**Given instruction**
Omit the pictures from the entries below and retype everything else exactly.
-*-*-
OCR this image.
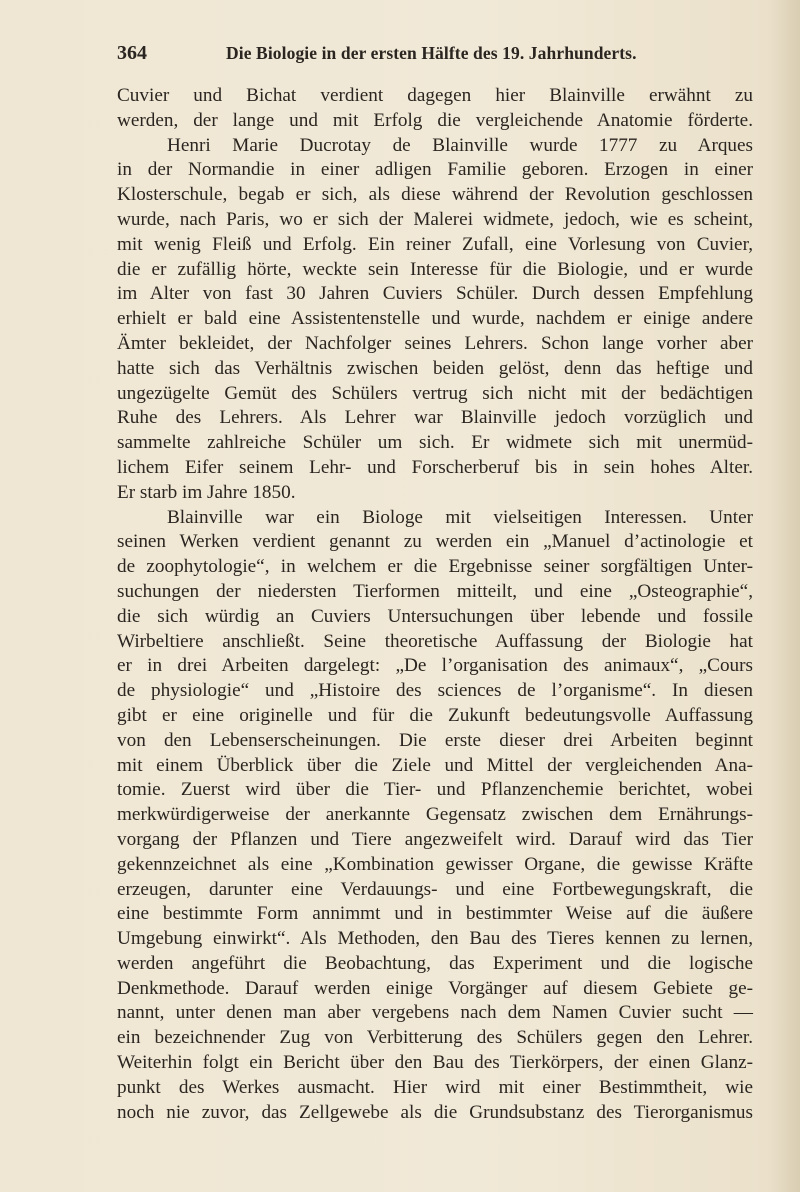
364	Die Biologie in der ersten Hälfte des 19. Jahrhunderts.
Cuvier und Bichat verdient dagegen hier Blainville erwähnt zu
werden, der lange und mit Erfolg die vergleichende Anatomie förderte.
Henri Marie Ducrotay de Blainville wurde 1777 zu Arques
in der Normandie in einer adligen Familie geboren. Erzogen in einer
Klosterschule, begab er sich, als diese während der Revolution geschlossen
wurde, nach Paris, wo er sich der Malerei widmete, jedoch, wie es scheint,
mit wenig Fleiß und Erfolg. Ein reiner Zufall, eine Vorlesung von Cuvier,
die er zufällig hörte, weckte sein Interesse für die Biologie, und er wurde
im Alter von fast 30 Jahren Cuviers Schüler. Durch dessen Empfehlung
erhielt er bald eine Assistentenstelle und wurde, nachdem er einige andere
Ämter bekleidet, der Nachfolger seines Lehrers. Schon lange vorher aber
hatte sich das Verhältnis zwischen beiden gelöst, denn das heftige und
ungezügelte Gemüt des Schülers vertrug sich nicht mit der bedächtigen
Ruhe des Lehrers. Als Lehrer war Blainville jedoch vorzüglich und
sammelte zahlreiche Schüler um sich. Er widmete sich mit unermüd-
lichem Eifer seinem Lehr- und Forscherberuf bis in sein hohes Alter.
Er starb im Jahre 1850.
Blainville war ein Biologe mit vielseitigen Interessen. Unter
seinen Werken verdient genannt zu werden ein „Manuel d’actinologie et
de zoophytologie“, in welchem er die Ergebnisse seiner sorgfältigen Unter-
suchungen der niedersten Tierformen mitteilt, und eine „Osteographie“,
die sich würdig an Cuviers Untersuchungen über lebende und fossile
Wirbeltiere anschließt. Seine theoretische Auffassung der Biologie hat
er in drei Arbeiten dargelegt: „De l’organisation des animaux“, „Cours
de physiologie“ und „Histoire des sciences de l’organisme“. In diesen
gibt er eine originelle und für die Zukunft bedeutungsvolle Auffassung
von den Lebenserscheinungen. Die erste dieser drei Arbeiten beginnt
mit einem Überblick über die Ziele und Mittel der vergleichenden Ana-
tomie. Zuerst wird über die Tier- und Pflanzenchemie berichtet, wobei
merkwürdigerweise der anerkannte Gegensatz zwischen dem Ernährungs-
vorgang der Pflanzen und Tiere angezweifelt wird. Darauf wird das Tier
gekennzeichnet als eine „Kombination gewisser Organe, die gewisse Kräfte
erzeugen, darunter eine Verdauungs- und eine Fortbewegungskraft, die
eine bestimmte Form annimmt und in bestimmter Weise auf die äußere
Umgebung einwirkt“. Als Methoden, den Bau des Tieres kennen zu lernen,
werden angeführt die Beobachtung, das Experiment und die logische
Denkmethode. Darauf werden einige Vorgänger auf diesem Gebiete ge-
nannt, unter denen man aber vergebens nach dem Namen Cuvier sucht —
ein bezeichnender Zug von Verbitterung des Schülers gegen den Lehrer.
Weiterhin folgt ein Bericht über den Bau des Tierkörpers, der einen Glanz-
punkt des Werkes ausmacht. Hier wird mit einer Bestimmtheit, wie
noch nie zuvor, das Zellgewebe als die Grundsubstanz des Tierorganismus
-*-*-
**Answer in full**
OCR this image.
364	Die Biologie in der ersten Hälfte des 19. Jahrhunderts.
Cuvier und Bichat verdient dagegen hier Blainville erwähnt zu
werden, der lange und mit Erfolg die vergleichende Anatomie förderte.
Henri Marie Ducrotay de Blainville wurde 1777 zu Arques
in der Normandie in einer adligen Familie geboren. Erzogen in einer
Klosterschule, begab er sich, als diese während der Revolution geschlossen
wurde, nach Paris, wo er sich der Malerei widmete, jedoch, wie es scheint,
mit wenig Fleiß und Erfolg. Ein reiner Zufall, eine Vorlesung von Cuvier,
die er zufällig hörte, weckte sein Interesse für die Biologie, und er wurde
im Alter von fast 30 Jahren Cuviers Schüler. Durch dessen Empfehlung
erhielt er bald eine Assistentenstelle und wurde, nachdem er einige andere
Ämter bekleidet, der Nachfolger seines Lehrers. Schon lange vorher aber
hatte sich das Verhältnis zwischen beiden gelöst, denn das heftige und
ungezügelte Gemüt des Schülers vertrug sich nicht mit der bedächtigen
Ruhe des Lehrers. Als Lehrer war Blainville jedoch vorzüglich und
sammelte zahlreiche Schüler um sich. Er widmete sich mit unermüd-
lichem Eifer seinem Lehr- und Forscherberuf bis in sein hohes Alter.
Er starb im Jahre 1850.
Blainville war ein Biologe mit vielseitigen Interessen. Unter
seinen Werken verdient genannt zu werden ein „Manuel d’actinologie et
de zoophytologie“, in welchem er die Ergebnisse seiner sorgfältigen Unter-
suchungen der niedersten Tierformen mitteilt, und eine „Osteographie“,
die sich würdig an Cuviers Untersuchungen über lebende und fossile
Wirbeltiere anschließt. Seine theoretische Auffassung der Biologie hat
er in drei Arbeiten dargelegt: „De l’organisation des animaux“, „Cours
de physiologie“ und „Histoire des sciences de l’organisme“. In diesen
gibt er eine originelle und für die Zukunft bedeutungsvolle Auffassung
von den Lebenserscheinungen. Die erste dieser drei Arbeiten beginnt
mit einem Überblick über die Ziele und Mittel der vergleichenden Ana-
tomie. Zuerst wird über die Tier- und Pflanzenchemie berichtet, wobei
merkwürdigerweise der anerkannte Gegensatz zwischen dem Ernährungs-
vorgang der Pflanzen und Tiere angezweifelt wird. Darauf wird das Tier
gekennzeichnet als eine „Kombination gewisser Organe, die gewisse Kräfte
erzeugen, darunter eine Verdauungs- und eine Fortbewegungskraft, die
eine bestimmte Form annimmt und in bestimmter Weise auf die äußere
Umgebung einwirkt“. Als Methoden, den Bau des Tieres kennen zu lernen,
werden angeführt die Beobachtung, das Experiment und die logische
Denkmethode. Darauf werden einige Vorgänger auf diesem Gebiete ge-
nannt, unter denen man aber vergebens nach dem Namen Cuvier sucht —
ein bezeichnender Zug von Verbitterung des Schülers gegen den Lehrer.
Weiterhin folgt ein Bericht über den Bau des Tierkörpers, der einen Glanz-
punkt des Werkes ausmacht. Hier wird mit einer Bestimmtheit, wie
noch nie zuvor, das Zellgewebe als die Grundsubstanz des Tierorganismus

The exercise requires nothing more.